====== TASK INPUT

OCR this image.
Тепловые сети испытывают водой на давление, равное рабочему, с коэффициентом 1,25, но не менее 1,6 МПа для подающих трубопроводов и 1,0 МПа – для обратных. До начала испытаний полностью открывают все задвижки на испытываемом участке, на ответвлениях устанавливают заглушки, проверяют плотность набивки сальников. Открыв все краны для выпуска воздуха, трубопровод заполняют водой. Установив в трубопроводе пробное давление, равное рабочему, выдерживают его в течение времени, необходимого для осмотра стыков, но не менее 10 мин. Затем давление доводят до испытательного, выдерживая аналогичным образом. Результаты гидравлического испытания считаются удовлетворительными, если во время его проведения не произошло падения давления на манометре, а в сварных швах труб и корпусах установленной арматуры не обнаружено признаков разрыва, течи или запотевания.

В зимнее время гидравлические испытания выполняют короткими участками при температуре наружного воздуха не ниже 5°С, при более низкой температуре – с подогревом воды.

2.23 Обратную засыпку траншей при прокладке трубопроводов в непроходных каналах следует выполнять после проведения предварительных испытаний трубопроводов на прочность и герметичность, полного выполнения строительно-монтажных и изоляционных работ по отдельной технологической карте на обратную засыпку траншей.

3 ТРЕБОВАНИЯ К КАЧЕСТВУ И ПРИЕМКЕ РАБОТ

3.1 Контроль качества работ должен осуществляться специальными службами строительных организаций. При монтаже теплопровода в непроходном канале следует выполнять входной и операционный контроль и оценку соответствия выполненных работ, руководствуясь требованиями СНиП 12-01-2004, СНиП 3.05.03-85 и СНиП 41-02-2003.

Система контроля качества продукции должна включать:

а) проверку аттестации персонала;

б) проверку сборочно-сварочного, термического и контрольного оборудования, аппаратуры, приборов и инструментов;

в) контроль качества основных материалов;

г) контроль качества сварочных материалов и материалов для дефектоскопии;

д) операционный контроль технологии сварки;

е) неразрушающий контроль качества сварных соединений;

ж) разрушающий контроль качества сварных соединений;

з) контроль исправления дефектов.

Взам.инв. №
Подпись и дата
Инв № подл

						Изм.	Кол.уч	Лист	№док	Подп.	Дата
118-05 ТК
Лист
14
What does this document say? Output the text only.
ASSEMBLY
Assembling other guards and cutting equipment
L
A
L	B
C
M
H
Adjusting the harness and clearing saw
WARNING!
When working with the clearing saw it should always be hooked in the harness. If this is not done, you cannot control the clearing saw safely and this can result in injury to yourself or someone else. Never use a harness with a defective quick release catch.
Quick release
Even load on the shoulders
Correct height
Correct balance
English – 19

============

For the entries shown above, give the number of lines that include the word "операционный", without any other text.

2